--- Aim of the exercise ---
Every record below should be printed exactly as it appears.

--- Records to use ---
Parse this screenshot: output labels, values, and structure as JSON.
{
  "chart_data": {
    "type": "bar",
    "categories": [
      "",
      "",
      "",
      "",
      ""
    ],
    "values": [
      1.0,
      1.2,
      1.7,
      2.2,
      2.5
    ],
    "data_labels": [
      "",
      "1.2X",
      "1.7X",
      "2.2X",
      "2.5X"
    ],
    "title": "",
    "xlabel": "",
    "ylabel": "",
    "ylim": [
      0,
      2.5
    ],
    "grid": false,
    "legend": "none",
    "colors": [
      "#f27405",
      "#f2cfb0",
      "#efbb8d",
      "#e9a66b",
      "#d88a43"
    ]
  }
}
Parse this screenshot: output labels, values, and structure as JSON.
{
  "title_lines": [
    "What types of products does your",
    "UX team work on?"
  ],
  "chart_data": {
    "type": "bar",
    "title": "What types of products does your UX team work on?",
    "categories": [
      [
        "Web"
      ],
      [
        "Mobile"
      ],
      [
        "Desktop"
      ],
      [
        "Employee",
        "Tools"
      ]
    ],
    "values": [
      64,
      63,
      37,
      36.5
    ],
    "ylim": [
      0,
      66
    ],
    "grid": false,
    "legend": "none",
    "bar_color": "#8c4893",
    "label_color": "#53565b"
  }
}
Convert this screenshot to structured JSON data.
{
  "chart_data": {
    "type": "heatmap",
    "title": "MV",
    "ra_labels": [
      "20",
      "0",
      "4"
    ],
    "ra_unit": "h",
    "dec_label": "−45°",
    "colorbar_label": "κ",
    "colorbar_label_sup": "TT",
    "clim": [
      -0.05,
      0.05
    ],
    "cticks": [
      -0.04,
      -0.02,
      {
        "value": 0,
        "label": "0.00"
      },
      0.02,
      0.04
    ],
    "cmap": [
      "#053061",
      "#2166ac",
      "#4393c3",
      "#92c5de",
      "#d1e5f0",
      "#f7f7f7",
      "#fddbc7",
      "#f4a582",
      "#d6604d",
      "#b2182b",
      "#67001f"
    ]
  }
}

--- Result below ---
Parse this screenshot: output labels, values, and structure as JSON.
{
  "chart_data": {
    "type": "bar",
    "categories": [
      "",
      "",
      "",
      "",
      ""
    ],
    "values": [
      1.0,
      1.2,
      1.7,
      2.2,
      2.5
    ],
    "data_labels": [
      "",
      "1.2X",
      "1.7X",
      "2.2X",
      "2.5X"
    ],
    "title": "",
    "xlabel": "",
    "ylabel": "",
    "ylim": [
      0,
      2.5
    ],
    "grid": false,
    "legend": "none",
    "colors": [
      "#f27405",
      "#f2cfb0",
      "#efbb8d",
      "#e9a66b",
      "#d88a43"
    ]
  }
}
Parse this screenshot: output labels, values, and structure as JSON.
{
  "title_lines": [
    "What types of products does your",
    "UX team work on?"
  ],
  "chart_data": {
    "type": "bar",
    "title": "What types of products does your UX team work on?",
    "categories": [
      [
        "Web"
      ],
      [
        "Mobile"
      ],
      [
        "Desktop"
      ],
      [
        "Employee",
        "Tools"
      ]
    ],
    "values": [
      64,
      63,
      37,
      36.5
    ],
    "ylim": [
      0,
      66
    ],
    "grid": false,
    "legend": "none",
    "bar_color": "#8c4893",
    "label_color": "#53565b"
  }
}
Convert this screenshot to structured JSON data.
{
  "chart_data": {
    "type": "heatmap",
    "title": "MV",
    "ra_labels": [
      "20",
      "0",
      "4"
    ],
    "ra_unit": "h",
    "dec_label": "−45°",
    "colorbar_label": "κ",
    "colorbar_label_sup": "TT",
    "clim": [
      -0.05,
      0.05
    ],
    "cticks": [
      -0.04,
      -0.02,
      {
        "value": 0,
        "label": "0.00"
      },
      0.02,
      0.04
    ],
    "cmap": [
      "#053061",
      "#2166ac",
      "#4393c3",
      "#92c5de",
      "#d1e5f0",
      "#f7f7f7",
      "#fddbc7",
      "#f4a582",
      "#d6604d",
      "#b2182b",
      "#67001f"
    ]
  }
}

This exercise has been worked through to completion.